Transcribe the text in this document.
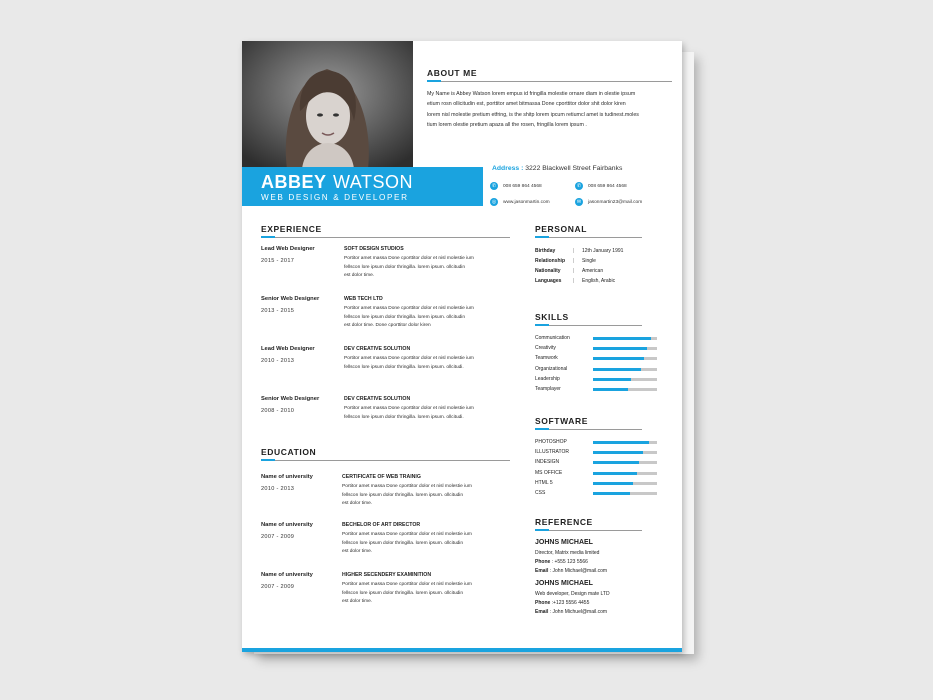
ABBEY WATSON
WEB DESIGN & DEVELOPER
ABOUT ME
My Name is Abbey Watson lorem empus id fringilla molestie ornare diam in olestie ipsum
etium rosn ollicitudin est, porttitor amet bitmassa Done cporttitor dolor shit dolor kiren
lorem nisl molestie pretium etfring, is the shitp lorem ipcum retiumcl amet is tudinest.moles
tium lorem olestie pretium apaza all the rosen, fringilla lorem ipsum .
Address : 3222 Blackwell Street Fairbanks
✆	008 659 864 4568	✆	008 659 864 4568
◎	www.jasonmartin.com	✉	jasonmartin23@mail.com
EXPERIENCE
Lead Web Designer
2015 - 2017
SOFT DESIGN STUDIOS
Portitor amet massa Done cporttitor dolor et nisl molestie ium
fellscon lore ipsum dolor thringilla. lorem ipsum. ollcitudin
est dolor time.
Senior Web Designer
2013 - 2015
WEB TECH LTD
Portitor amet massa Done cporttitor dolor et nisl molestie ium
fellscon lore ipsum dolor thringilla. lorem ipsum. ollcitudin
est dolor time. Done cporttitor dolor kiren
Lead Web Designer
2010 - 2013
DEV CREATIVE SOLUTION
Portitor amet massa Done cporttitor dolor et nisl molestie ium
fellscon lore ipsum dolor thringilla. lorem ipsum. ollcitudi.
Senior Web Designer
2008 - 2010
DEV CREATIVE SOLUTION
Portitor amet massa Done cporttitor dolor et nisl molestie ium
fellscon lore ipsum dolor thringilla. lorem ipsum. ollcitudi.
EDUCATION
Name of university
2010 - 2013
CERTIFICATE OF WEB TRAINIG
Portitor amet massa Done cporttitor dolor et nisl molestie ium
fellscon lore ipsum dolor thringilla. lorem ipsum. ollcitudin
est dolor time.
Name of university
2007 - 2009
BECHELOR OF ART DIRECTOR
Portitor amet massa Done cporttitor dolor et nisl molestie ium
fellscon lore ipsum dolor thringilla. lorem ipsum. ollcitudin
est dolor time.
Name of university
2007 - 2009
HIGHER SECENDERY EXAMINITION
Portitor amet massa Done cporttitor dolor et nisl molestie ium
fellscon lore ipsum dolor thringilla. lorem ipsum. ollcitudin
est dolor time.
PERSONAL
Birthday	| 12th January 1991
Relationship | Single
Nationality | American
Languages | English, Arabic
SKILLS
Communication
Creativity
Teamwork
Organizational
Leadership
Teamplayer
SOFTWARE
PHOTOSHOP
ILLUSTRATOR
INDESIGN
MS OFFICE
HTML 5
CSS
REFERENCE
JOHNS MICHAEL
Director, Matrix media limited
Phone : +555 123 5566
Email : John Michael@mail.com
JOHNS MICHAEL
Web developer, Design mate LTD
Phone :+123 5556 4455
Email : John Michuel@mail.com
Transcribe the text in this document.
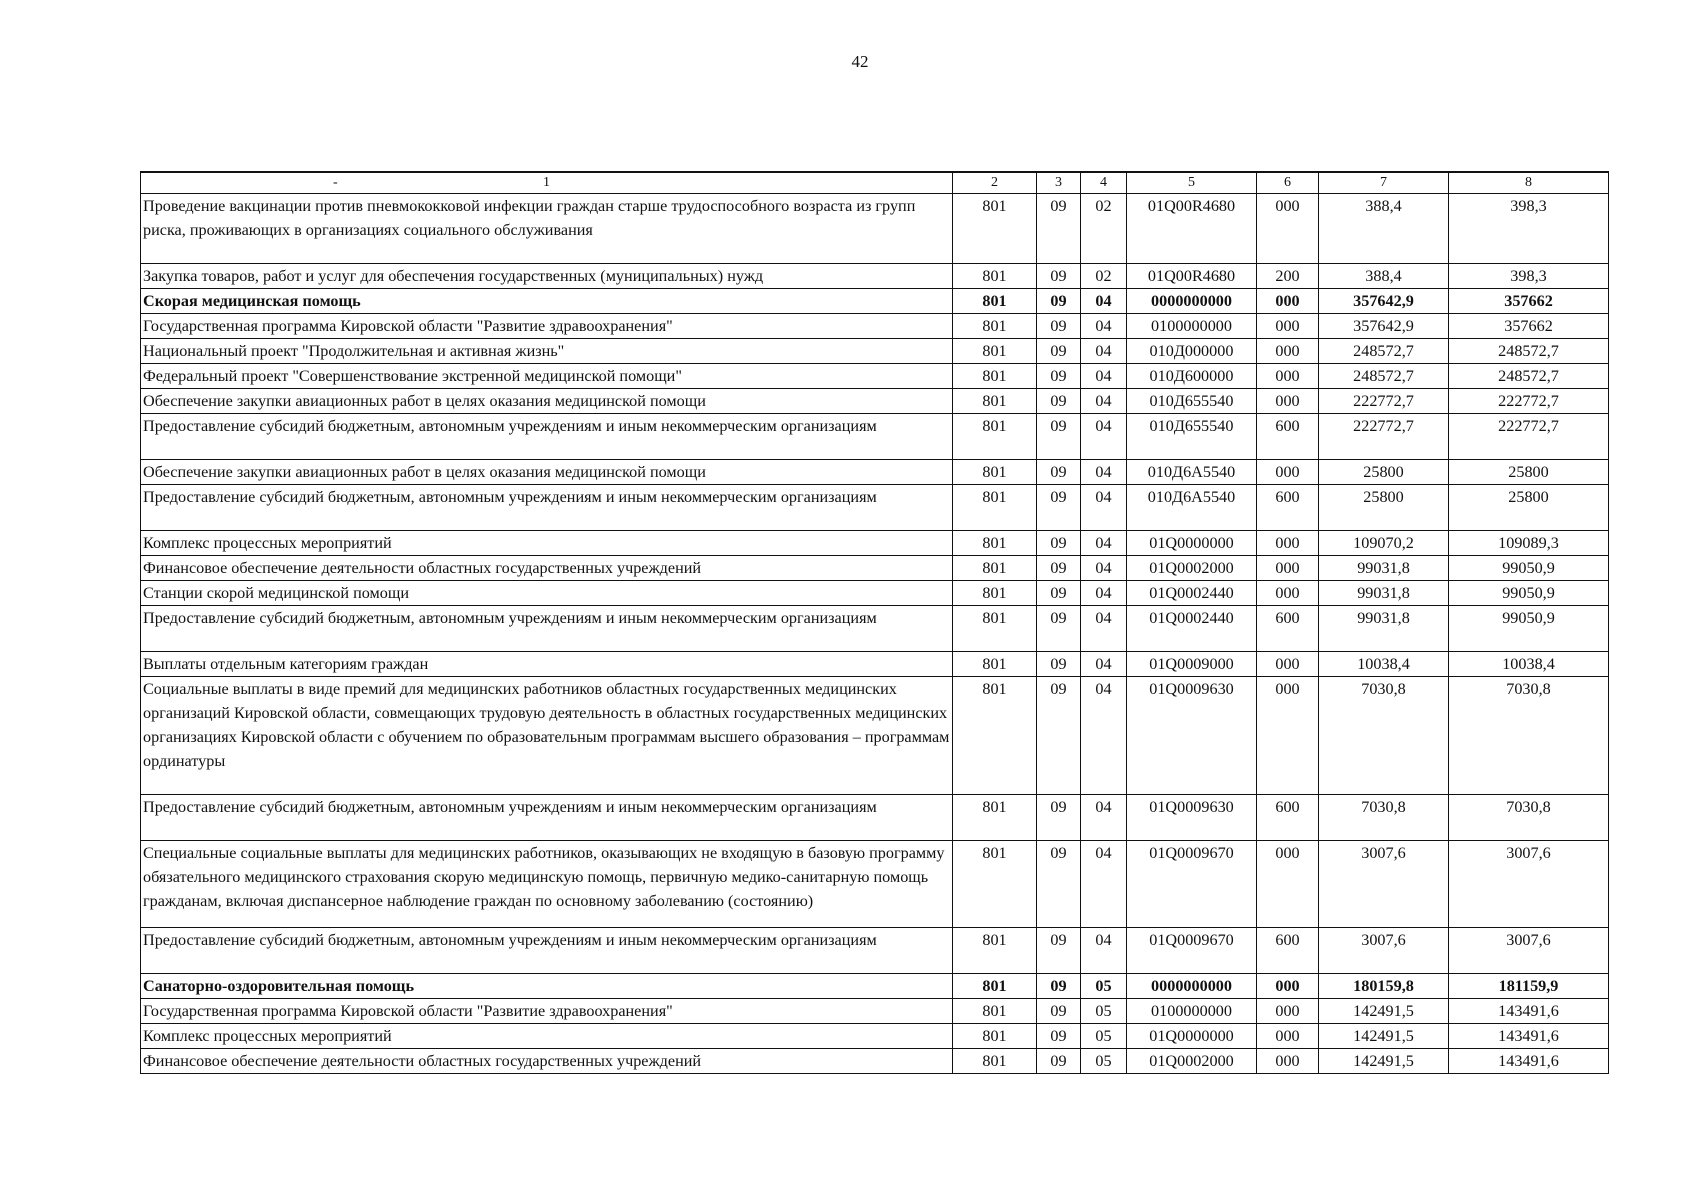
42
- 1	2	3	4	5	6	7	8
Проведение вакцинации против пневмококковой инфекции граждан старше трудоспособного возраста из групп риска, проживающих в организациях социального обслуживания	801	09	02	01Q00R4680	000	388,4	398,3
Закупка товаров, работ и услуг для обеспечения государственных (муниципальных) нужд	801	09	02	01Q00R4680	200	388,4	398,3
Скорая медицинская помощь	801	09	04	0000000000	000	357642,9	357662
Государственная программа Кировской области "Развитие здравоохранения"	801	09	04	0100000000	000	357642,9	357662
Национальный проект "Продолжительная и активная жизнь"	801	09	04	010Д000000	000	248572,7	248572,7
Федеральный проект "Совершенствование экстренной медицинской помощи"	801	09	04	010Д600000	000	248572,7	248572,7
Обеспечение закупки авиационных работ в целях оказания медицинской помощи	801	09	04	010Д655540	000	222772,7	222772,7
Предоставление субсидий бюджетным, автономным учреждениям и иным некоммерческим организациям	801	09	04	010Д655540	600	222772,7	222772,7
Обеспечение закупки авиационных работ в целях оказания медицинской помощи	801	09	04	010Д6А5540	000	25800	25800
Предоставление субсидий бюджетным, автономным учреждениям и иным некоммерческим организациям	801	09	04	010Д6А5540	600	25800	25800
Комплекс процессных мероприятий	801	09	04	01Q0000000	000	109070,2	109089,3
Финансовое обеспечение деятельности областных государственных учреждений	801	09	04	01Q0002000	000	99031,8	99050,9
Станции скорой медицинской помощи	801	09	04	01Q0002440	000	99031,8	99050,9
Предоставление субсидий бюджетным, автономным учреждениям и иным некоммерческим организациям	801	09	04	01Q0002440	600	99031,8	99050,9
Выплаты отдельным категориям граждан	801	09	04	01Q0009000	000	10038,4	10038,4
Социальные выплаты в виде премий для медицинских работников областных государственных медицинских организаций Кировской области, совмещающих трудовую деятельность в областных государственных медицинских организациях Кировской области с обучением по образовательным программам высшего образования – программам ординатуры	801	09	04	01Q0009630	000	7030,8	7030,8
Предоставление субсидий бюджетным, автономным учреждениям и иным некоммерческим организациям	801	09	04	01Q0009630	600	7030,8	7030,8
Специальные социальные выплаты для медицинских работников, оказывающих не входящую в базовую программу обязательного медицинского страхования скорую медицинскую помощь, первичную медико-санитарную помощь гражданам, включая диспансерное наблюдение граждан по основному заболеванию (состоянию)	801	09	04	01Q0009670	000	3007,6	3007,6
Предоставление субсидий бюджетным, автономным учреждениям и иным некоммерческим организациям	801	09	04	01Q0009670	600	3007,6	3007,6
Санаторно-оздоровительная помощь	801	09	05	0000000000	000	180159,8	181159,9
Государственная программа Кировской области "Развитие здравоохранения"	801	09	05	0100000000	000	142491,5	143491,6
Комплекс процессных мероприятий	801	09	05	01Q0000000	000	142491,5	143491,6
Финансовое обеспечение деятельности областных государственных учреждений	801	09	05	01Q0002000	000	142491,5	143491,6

# [WHAT TO PRODUCE]
Return the full material word for word. Do not include the pictures.

# [ANSWER TO THIS TASK]
Transcribe the text in this document.
ABBEY WATSON
WEB DESIGN & DEVELOPER
ABOUT ME
My Name is Abbey Watson lorem empus id fringilla molestie ornare diam in olestie ipsum
etium rosn ollicitudin est, porttitor amet bitmassa Done cporttitor dolor shit dolor kiren
lorem nisl molestie pretium etfring, is the shitp lorem ipcum retiumcl amet is tudinest.moles
tium lorem olestie pretium apaza all the rosen, fringilla lorem ipsum .
Address : 3222 Blackwell Street Fairbanks
✆	008 659 864 4568	✆	008 659 864 4568
◎	www.jasonmartin.com	✉	jasonmartin23@mail.com
EXPERIENCE
Lead Web Designer
2015 - 2017
SOFT DESIGN STUDIOS
Portitor amet massa Done cporttitor dolor et nisl molestie ium
fellscon lore ipsum dolor thringilla. lorem ipsum. ollcitudin
est dolor time.
Senior Web Designer
2013 - 2015
WEB TECH LTD
Portitor amet massa Done cporttitor dolor et nisl molestie ium
fellscon lore ipsum dolor thringilla. lorem ipsum. ollcitudin
est dolor time. Done cporttitor dolor kiren
Lead Web Designer
2010 - 2013
DEV CREATIVE SOLUTION
Portitor amet massa Done cporttitor dolor et nisl molestie ium
fellscon lore ipsum dolor thringilla. lorem ipsum. ollcitudi.
Senior Web Designer
2008 - 2010
DEV CREATIVE SOLUTION
Portitor amet massa Done cporttitor dolor et nisl molestie ium
fellscon lore ipsum dolor thringilla. lorem ipsum. ollcitudi.
EDUCATION
Name of university
2010 - 2013
CERTIFICATE OF WEB TRAINIG
Portitor amet massa Done cporttitor dolor et nisl molestie ium
fellscon lore ipsum dolor thringilla. lorem ipsum. ollcitudin
est dolor time.
Name of university
2007 - 2009
BECHELOR OF ART DIRECTOR
Portitor amet massa Done cporttitor dolor et nisl molestie ium
fellscon lore ipsum dolor thringilla. lorem ipsum. ollcitudin
est dolor time.
Name of university
2007 - 2009
HIGHER SECENDERY EXAMINITION
Portitor amet massa Done cporttitor dolor et nisl molestie ium
fellscon lore ipsum dolor thringilla. lorem ipsum. ollcitudin
est dolor time.
PERSONAL
Birthday	| 12th January 1991
Relationship | Single
Nationality | American
Languages | English, Arabic
SKILLS
Communication
Creativity
Teamwork
Organizational
Leadership
Teamplayer
SOFTWARE
PHOTOSHOP
ILLUSTRATOR
INDESIGN
MS OFFICE
HTML 5
CSS
REFERENCE
JOHNS MICHAEL
Director, Matrix media limited
Phone : +555 123 5566
Email : John Michael@mail.com
JOHNS MICHAEL
Web developer, Design mate LTD
Phone :+123 5556 4455
Email : John Michuel@mail.com
Transcribe the text in this document.
42
- 1	2	3	4	5	6	7	8
Проведение вакцинации против пневмококковой инфекции граждан старше трудоспособного возраста из групп риска, проживающих в организациях социального обслуживания	801	09	02	01Q00R4680	000	388,4	398,3
Закупка товаров, работ и услуг для обеспечения государственных (муниципальных) нужд	801	09	02	01Q00R4680	200	388,4	398,3
Скорая медицинская помощь	801	09	04	0000000000	000	357642,9	357662
Государственная программа Кировской области "Развитие здравоохранения"	801	09	04	0100000000	000	357642,9	357662
Национальный проект "Продолжительная и активная жизнь"	801	09	04	010Д000000	000	248572,7	248572,7
Федеральный проект "Совершенствование экстренной медицинской помощи"	801	09	04	010Д600000	000	248572,7	248572,7
Обеспечение закупки авиационных работ в целях оказания медицинской помощи	801	09	04	010Д655540	000	222772,7	222772,7
Предоставление субсидий бюджетным, автономным учреждениям и иным некоммерческим организациям	801	09	04	010Д655540	600	222772,7	222772,7
Обеспечение закупки авиационных работ в целях оказания медицинской помощи	801	09	04	010Д6А5540	000	25800	25800
Предоставление субсидий бюджетным, автономным учреждениям и иным некоммерческим организациям	801	09	04	010Д6А5540	600	25800	25800
Комплекс процессных мероприятий	801	09	04	01Q0000000	000	109070,2	109089,3
Финансовое обеспечение деятельности областных государственных учреждений	801	09	04	01Q0002000	000	99031,8	99050,9
Станции скорой медицинской помощи	801	09	04	01Q0002440	000	99031,8	99050,9
Предоставление субсидий бюджетным, автономным учреждениям и иным некоммерческим организациям	801	09	04	01Q0002440	600	99031,8	99050,9
Выплаты отдельным категориям граждан	801	09	04	01Q0009000	000	10038,4	10038,4
Социальные выплаты в виде премий для медицинских работников областных государственных медицинских организаций Кировской области, совмещающих трудовую деятельность в областных государственных медицинских организациях Кировской области с обучением по образовательным программам высшего образования – программам ординатуры	801	09	04	01Q0009630	000	7030,8	7030,8
Предоставление субсидий бюджетным, автономным учреждениям и иным некоммерческим организациям	801	09	04	01Q0009630	600	7030,8	7030,8
Специальные социальные выплаты для медицинских работников, оказывающих не входящую в базовую программу обязательного медицинского страхования скорую медицинскую помощь, первичную медико-санитарную помощь гражданам, включая диспансерное наблюдение граждан по основному заболеванию (состоянию)	801	09	04	01Q0009670	000	3007,6	3007,6
Предоставление субсидий бюджетным, автономным учреждениям и иным некоммерческим организациям	801	09	04	01Q0009670	600	3007,6	3007,6
Санаторно-оздоровительная помощь	801	09	05	0000000000	000	180159,8	181159,9
Государственная программа Кировской области "Развитие здравоохранения"	801	09	05	0100000000	000	142491,5	143491,6
Комплекс процессных мероприятий	801	09	05	01Q0000000	000	142491,5	143491,6
Финансовое обеспечение деятельности областных государственных учреждений	801	09	05	01Q0002000	000	142491,5	143491,6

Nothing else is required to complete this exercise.